**EXERCISE AIM**
State how many lines of the records contain the string "люблю". Give the number alone.

**DATA EXTRACT**
** start **
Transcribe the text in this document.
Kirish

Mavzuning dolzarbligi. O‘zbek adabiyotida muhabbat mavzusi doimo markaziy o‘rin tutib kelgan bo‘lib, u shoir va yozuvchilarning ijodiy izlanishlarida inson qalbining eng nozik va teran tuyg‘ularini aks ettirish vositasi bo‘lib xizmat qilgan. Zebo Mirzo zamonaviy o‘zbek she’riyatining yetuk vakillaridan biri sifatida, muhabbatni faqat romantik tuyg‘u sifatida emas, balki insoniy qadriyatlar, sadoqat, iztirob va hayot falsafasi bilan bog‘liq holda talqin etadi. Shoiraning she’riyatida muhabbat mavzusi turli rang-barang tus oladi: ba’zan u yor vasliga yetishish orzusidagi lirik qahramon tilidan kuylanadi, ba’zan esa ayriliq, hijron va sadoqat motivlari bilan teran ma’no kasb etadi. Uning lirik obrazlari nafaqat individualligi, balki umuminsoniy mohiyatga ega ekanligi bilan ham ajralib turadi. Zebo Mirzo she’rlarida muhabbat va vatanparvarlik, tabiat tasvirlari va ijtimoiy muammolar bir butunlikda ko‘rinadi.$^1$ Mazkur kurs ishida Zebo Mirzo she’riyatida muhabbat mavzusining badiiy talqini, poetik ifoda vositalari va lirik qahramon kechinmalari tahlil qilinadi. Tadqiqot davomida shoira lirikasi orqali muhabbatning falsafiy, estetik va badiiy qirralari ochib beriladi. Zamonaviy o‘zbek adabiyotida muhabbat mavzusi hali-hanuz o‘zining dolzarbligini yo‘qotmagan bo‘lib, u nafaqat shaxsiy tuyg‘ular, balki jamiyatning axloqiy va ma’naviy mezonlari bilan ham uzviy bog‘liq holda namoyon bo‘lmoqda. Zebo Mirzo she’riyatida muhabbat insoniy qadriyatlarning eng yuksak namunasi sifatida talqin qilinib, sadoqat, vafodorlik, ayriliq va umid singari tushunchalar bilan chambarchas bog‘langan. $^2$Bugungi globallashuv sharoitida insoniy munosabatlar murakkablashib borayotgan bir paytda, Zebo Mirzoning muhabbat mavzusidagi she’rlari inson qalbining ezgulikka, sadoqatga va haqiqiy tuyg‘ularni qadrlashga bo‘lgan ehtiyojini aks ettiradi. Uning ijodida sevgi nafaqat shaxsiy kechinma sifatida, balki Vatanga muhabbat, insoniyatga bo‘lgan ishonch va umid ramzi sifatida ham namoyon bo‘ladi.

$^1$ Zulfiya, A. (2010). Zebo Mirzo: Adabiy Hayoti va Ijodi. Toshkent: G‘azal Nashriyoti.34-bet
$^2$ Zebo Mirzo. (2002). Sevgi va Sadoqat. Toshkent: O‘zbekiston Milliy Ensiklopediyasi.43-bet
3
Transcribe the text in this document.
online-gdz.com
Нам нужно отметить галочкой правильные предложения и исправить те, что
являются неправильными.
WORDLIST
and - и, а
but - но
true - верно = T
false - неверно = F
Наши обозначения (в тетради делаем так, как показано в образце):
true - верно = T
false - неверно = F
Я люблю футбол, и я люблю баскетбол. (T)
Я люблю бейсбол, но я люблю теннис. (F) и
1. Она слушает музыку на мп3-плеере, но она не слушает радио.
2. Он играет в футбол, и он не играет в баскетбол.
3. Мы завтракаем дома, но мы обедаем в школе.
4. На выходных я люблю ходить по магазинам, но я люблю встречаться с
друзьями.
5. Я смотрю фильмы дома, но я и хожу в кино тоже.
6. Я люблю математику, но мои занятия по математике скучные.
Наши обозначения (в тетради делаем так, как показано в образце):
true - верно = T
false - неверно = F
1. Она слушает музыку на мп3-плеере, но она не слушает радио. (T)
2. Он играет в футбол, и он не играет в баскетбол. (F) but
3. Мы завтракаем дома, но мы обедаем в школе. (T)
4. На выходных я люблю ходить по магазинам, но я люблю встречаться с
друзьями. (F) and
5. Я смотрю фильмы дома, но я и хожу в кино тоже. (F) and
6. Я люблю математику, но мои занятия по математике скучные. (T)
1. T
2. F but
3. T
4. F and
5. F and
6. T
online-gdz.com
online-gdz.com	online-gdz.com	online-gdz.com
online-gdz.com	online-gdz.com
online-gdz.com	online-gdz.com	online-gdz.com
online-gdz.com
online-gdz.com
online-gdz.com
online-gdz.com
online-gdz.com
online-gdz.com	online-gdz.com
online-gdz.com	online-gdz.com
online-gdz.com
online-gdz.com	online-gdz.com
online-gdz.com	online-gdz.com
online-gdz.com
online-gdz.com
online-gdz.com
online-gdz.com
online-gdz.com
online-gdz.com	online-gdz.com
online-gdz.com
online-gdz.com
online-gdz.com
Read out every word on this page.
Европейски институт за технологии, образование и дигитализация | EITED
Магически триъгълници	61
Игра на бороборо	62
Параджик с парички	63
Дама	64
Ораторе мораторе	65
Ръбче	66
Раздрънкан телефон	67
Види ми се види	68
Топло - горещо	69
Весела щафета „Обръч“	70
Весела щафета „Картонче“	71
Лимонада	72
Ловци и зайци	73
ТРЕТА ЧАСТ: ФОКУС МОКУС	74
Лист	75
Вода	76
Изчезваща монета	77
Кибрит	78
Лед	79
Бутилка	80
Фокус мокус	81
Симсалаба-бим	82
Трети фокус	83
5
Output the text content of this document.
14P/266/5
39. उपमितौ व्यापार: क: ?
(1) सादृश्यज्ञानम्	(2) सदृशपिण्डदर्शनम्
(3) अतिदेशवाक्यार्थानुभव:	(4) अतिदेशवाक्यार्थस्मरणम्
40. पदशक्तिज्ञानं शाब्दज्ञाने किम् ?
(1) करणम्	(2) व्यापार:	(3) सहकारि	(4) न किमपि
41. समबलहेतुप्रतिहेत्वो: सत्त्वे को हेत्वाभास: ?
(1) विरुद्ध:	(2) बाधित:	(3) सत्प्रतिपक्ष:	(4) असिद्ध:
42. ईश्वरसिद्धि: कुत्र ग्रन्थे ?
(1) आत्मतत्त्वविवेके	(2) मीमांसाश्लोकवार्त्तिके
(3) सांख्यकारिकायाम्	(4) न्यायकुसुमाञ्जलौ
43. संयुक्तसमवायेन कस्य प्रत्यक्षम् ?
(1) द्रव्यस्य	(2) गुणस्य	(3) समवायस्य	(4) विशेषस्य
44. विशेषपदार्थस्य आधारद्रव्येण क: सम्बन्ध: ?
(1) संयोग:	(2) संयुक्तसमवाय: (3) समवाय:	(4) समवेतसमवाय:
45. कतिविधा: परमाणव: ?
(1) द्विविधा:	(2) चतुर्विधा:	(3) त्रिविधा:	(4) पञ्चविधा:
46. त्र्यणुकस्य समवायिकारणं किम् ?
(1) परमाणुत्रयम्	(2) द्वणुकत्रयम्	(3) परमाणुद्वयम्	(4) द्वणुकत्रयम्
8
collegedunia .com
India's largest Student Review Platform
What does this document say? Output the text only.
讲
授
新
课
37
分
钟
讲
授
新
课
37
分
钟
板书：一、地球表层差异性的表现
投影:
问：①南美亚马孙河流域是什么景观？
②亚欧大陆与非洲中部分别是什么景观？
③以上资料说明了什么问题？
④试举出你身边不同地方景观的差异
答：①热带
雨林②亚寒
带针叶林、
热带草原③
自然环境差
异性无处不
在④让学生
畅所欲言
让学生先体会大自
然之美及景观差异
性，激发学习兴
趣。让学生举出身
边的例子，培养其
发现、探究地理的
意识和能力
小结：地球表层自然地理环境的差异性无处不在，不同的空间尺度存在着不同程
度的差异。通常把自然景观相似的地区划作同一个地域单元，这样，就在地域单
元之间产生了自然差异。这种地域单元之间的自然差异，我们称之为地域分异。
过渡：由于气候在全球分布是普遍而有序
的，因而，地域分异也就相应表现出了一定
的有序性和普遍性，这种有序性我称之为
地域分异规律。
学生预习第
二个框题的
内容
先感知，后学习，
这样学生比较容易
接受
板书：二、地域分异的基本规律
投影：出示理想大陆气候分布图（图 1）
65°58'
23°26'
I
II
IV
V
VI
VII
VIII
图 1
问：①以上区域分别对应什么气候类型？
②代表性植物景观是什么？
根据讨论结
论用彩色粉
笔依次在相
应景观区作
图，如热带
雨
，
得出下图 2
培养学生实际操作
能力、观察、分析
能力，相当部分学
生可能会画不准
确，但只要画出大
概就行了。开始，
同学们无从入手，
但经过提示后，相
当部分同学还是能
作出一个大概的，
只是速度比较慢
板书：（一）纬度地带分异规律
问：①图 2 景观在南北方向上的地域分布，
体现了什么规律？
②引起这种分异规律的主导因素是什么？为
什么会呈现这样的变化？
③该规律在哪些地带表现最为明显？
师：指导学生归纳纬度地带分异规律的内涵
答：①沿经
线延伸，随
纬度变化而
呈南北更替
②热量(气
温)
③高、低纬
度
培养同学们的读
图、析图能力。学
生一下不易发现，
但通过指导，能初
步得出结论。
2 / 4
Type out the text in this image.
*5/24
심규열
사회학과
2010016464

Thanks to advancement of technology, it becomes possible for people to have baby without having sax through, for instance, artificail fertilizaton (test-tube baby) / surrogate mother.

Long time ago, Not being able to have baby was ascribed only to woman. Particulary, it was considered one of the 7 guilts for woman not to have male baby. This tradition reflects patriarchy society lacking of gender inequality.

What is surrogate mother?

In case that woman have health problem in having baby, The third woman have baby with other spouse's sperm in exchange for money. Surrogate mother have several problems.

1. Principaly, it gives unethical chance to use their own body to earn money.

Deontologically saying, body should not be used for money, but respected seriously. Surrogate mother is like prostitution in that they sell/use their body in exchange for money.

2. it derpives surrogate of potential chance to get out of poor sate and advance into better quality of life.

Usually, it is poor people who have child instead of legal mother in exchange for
** end **
**SOLUTION FOR THIS PROBLEM**
6